• **Excerpt from a dataset**:
——

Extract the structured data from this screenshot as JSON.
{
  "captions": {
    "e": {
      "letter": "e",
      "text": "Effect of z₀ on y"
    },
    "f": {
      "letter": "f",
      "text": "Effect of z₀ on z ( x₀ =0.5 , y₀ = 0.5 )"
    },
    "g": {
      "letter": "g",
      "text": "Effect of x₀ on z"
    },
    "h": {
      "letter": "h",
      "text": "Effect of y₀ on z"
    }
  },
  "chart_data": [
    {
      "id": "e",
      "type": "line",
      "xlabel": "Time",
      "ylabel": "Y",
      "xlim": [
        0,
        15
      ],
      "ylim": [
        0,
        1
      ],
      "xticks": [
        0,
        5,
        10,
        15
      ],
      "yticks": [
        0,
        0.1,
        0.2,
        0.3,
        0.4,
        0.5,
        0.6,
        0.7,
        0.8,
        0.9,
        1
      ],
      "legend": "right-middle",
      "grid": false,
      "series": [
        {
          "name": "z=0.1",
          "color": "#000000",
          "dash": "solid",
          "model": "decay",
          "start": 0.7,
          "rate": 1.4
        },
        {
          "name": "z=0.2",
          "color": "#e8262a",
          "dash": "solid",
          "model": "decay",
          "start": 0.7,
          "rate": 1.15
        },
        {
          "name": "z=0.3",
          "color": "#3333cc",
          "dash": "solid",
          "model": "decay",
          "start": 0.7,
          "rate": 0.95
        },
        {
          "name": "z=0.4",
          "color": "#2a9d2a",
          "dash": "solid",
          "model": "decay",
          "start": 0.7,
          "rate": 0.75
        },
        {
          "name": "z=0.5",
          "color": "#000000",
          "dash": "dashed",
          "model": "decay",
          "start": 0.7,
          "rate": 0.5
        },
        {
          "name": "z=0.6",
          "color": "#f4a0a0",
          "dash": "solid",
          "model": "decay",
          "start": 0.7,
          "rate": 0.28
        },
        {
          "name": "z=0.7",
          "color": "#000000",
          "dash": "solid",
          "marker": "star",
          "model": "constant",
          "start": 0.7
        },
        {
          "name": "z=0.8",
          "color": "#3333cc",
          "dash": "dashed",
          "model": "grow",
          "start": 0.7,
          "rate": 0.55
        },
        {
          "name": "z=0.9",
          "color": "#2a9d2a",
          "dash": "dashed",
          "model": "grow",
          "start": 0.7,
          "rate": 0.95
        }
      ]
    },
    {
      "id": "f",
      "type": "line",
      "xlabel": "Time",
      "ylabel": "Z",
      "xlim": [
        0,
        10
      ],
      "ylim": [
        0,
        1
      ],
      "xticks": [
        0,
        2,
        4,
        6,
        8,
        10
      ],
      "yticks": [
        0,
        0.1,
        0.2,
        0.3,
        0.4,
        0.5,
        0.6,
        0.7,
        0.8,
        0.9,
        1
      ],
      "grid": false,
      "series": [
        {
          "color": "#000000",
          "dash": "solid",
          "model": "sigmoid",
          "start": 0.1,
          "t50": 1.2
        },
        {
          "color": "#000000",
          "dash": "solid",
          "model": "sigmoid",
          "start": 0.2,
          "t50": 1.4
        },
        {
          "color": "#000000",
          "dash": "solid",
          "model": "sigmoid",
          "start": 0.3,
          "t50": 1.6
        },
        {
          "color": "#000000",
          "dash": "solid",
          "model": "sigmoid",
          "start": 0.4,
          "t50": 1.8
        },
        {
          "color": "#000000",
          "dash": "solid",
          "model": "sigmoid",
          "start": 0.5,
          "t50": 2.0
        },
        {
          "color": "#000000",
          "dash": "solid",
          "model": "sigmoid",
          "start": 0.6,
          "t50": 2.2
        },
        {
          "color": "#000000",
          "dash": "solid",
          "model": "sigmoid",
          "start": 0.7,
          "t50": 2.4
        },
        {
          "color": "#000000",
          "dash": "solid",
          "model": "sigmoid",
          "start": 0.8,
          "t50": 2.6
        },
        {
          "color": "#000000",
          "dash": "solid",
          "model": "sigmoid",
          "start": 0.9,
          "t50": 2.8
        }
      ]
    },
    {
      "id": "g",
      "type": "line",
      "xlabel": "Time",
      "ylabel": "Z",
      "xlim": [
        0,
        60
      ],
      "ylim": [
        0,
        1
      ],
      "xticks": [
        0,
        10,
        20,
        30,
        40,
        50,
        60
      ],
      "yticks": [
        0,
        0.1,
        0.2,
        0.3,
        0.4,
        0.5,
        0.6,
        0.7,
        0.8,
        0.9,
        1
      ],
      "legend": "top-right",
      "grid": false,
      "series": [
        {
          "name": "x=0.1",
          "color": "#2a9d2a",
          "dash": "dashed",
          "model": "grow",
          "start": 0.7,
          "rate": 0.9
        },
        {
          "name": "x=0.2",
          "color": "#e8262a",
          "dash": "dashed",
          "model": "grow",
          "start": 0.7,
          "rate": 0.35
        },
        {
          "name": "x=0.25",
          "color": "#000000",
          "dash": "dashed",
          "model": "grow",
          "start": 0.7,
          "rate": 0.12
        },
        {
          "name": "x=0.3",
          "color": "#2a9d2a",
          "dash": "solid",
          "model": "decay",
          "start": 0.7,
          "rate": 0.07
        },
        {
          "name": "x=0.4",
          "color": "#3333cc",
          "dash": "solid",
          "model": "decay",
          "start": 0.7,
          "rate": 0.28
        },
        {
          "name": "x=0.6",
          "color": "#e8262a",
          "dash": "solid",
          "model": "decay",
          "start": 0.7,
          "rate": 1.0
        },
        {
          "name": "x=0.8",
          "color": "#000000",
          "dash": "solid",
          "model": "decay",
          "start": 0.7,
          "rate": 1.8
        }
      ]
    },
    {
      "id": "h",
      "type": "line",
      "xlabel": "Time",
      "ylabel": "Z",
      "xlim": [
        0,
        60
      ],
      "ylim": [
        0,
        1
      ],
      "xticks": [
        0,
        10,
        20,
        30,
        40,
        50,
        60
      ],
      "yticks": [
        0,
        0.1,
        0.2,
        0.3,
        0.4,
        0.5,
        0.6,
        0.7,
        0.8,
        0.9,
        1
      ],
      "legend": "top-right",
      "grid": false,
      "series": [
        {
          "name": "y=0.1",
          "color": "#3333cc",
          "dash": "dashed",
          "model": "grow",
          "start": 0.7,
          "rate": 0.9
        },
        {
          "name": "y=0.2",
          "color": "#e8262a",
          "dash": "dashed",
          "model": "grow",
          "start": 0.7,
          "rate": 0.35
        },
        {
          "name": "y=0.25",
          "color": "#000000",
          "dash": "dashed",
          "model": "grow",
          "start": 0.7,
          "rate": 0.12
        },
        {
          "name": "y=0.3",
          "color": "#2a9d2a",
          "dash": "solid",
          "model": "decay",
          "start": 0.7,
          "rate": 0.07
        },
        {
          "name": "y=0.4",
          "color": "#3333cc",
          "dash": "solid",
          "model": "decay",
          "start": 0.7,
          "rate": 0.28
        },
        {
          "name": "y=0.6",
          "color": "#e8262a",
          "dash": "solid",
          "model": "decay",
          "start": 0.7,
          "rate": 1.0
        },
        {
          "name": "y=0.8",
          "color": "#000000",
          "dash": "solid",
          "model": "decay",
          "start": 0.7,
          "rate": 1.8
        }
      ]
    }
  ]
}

——

• **AIM**:
Retype the data exactly as given.

• **RESULT OF THE TASK**:
Extract the structured data from this screenshot as JSON.
{
  "captions": {
    "e": {
      "letter": "e",
      "text": "Effect of z₀ on y"
    },
    "f": {
      "letter": "f",
      "text": "Effect of z₀ on z ( x₀ =0.5 , y₀ = 0.5 )"
    },
    "g": {
      "letter": "g",
      "text": "Effect of x₀ on z"
    },
    "h": {
      "letter": "h",
      "text": "Effect of y₀ on z"
    }
  },
  "chart_data": [
    {
      "id": "e",
      "type": "line",
      "xlabel": "Time",
      "ylabel": "Y",
      "xlim": [
        0,
        15
      ],
      "ylim": [
        0,
        1
      ],
      "xticks": [
        0,
        5,
        10,
        15
      ],
      "yticks": [
        0,
        0.1,
        0.2,
        0.3,
        0.4,
        0.5,
        0.6,
        0.7,
        0.8,
        0.9,
        1
      ],
      "legend": "right-middle",
      "grid": false,
      "series": [
        {
          "name": "z=0.1",
          "color": "#000000",
          "dash": "solid",
          "model": "decay",
          "start": 0.7,
          "rate": 1.4
        },
        {
          "name": "z=0.2",
          "color": "#e8262a",
          "dash": "solid",
          "model": "decay",
          "start": 0.7,
          "rate": 1.15
        },
        {
          "name": "z=0.3",
          "color": "#3333cc",
          "dash": "solid",
          "model": "decay",
          "start": 0.7,
          "rate": 0.95
        },
        {
          "name": "z=0.4",
          "color": "#2a9d2a",
          "dash": "solid",
          "model": "decay",
          "start": 0.7,
          "rate": 0.75
        },
        {
          "name": "z=0.5",
          "color": "#000000",
          "dash": "dashed",
          "model": "decay",
          "start": 0.7,
          "rate": 0.5
        },
        {
          "name": "z=0.6",
          "color": "#f4a0a0",
          "dash": "solid",
          "model": "decay",
          "start": 0.7,
          "rate": 0.28
        },
        {
          "name": "z=0.7",
          "color": "#000000",
          "dash": "solid",
          "marker": "star",
          "model": "constant",
          "start": 0.7
        },
        {
          "name": "z=0.8",
          "color": "#3333cc",
          "dash": "dashed",
          "model": "grow",
          "start": 0.7,
          "rate": 0.55
        },
        {
          "name": "z=0.9",
          "color": "#2a9d2a",
          "dash": "dashed",
          "model": "grow",
          "start": 0.7,
          "rate": 0.95
        }
      ]
    },
    {
      "id": "f",
      "type": "line",
      "xlabel": "Time",
      "ylabel": "Z",
      "xlim": [
        0,
        10
      ],
      "ylim": [
        0,
        1
      ],
      "xticks": [
        0,
        2,
        4,
        6,
        8,
        10
      ],
      "yticks": [
        0,
        0.1,
        0.2,
        0.3,
        0.4,
        0.5,
        0.6,
        0.7,
        0.8,
        0.9,
        1
      ],
      "grid": false,
      "series": [
        {
          "color": "#000000",
          "dash": "solid",
          "model": "sigmoid",
          "start": 0.1,
          "t50": 1.2
        },
        {
          "color": "#000000",
          "dash": "solid",
          "model": "sigmoid",
          "start": 0.2,
          "t50": 1.4
        },
        {
          "color": "#000000",
          "dash": "solid",
          "model": "sigmoid",
          "start": 0.3,
          "t50": 1.6
        },
        {
          "color": "#000000",
          "dash": "solid",
          "model": "sigmoid",
          "start": 0.4,
          "t50": 1.8
        },
        {
          "color": "#000000",
          "dash": "solid",
          "model": "sigmoid",
          "start": 0.5,
          "t50": 2.0
        },
        {
          "color": "#000000",
          "dash": "solid",
          "model": "sigmoid",
          "start": 0.6,
          "t50": 2.2
        },
        {
          "color": "#000000",
          "dash": "solid",
          "model": "sigmoid",
          "start": 0.7,
          "t50": 2.4
        },
        {
          "color": "#000000",
          "dash": "solid",
          "model": "sigmoid",
          "start": 0.8,
          "t50": 2.6
        },
        {
          "color": "#000000",
          "dash": "solid",
          "model": "sigmoid",
          "start": 0.9,
          "t50": 2.8
        }
      ]
    },
    {
      "id": "g",
      "type": "line",
      "xlabel": "Time",
      "ylabel": "Z",
      "xlim": [
        0,
        60
      ],
      "ylim": [
        0,
        1
      ],
      "xticks": [
        0,
        10,
        20,
        30,
        40,
        50,
        60
      ],
      "yticks": [
        0,
        0.1,
        0.2,
        0.3,
        0.4,
        0.5,
        0.6,
        0.7,
        0.8,
        0.9,
        1
      ],
      "legend": "top-right",
      "grid": false,
      "series": [
        {
          "name": "x=0.1",
          "color": "#2a9d2a",
          "dash": "dashed",
          "model": "grow",
          "start": 0.7,
          "rate": 0.9
        },
        {
          "name": "x=0.2",
          "color": "#e8262a",
          "dash": "dashed",
          "model": "grow",
          "start": 0.7,
          "rate": 0.35
        },
        {
          "name": "x=0.25",
          "color": "#000000",
          "dash": "dashed",
          "model": "grow",
          "start": 0.7,
          "rate": 0.12
        },
        {
          "name": "x=0.3",
          "color": "#2a9d2a",
          "dash": "solid",
          "model": "decay",
          "start": 0.7,
          "rate": 0.07
        },
        {
          "name": "x=0.4",
          "color": "#3333cc",
          "dash": "solid",
          "model": "decay",
          "start": 0.7,
          "rate": 0.28
        },
        {
          "name": "x=0.6",
          "color": "#e8262a",
          "dash": "solid",
          "model": "decay",
          "start": 0.7,
          "rate": 1.0
        },
        {
          "name": "x=0.8",
          "color": "#000000",
          "dash": "solid",
          "model": "decay",
          "start": 0.7,
          "rate": 1.8
        }
      ]
    },
    {
      "id": "h",
      "type": "line",
      "xlabel": "Time",
      "ylabel": "Z",
      "xlim": [
        0,
        60
      ],
      "ylim": [
        0,
        1
      ],
      "xticks": [
        0,
        10,
        20,
        30,
        40,
        50,
        60
      ],
      "yticks": [
        0,
        0.1,
        0.2,
        0.3,
        0.4,
        0.5,
        0.6,
        0.7,
        0.8,
        0.9,
        1
      ],
      "legend": "top-right",
      "grid": false,
      "series": [
        {
          "name": "y=0.1",
          "color": "#3333cc",
          "dash": "dashed",
          "model": "grow",
          "start": 0.7,
          "rate": 0.9
        },
        {
          "name": "y=0.2",
          "color": "#e8262a",
          "dash": "dashed",
          "model": "grow",
          "start": 0.7,
          "rate": 0.35
        },
        {
          "name": "y=0.25",
          "color": "#000000",
          "dash": "dashed",
          "model": "grow",
          "start": 0.7,
          "rate": 0.12
        },
        {
          "name": "y=0.3",
          "color": "#2a9d2a",
          "dash": "solid",
          "model": "decay",
          "start": 0.7,
          "rate": 0.07
        },
        {
          "name": "y=0.4",
          "color": "#3333cc",
          "dash": "solid",
          "model": "decay",
          "start": 0.7,
          "rate": 0.28
        },
        {
          "name": "y=0.6",
          "color": "#e8262a",
          "dash": "solid",
          "model": "decay",
          "start": 0.7,
          "rate": 1.0
        },
        {
          "name": "y=0.8",
          "color": "#000000",
          "dash": "solid",
          "model": "decay",
          "start": 0.7,
          "rate": 1.8
        }
      ]
    }
  ]
}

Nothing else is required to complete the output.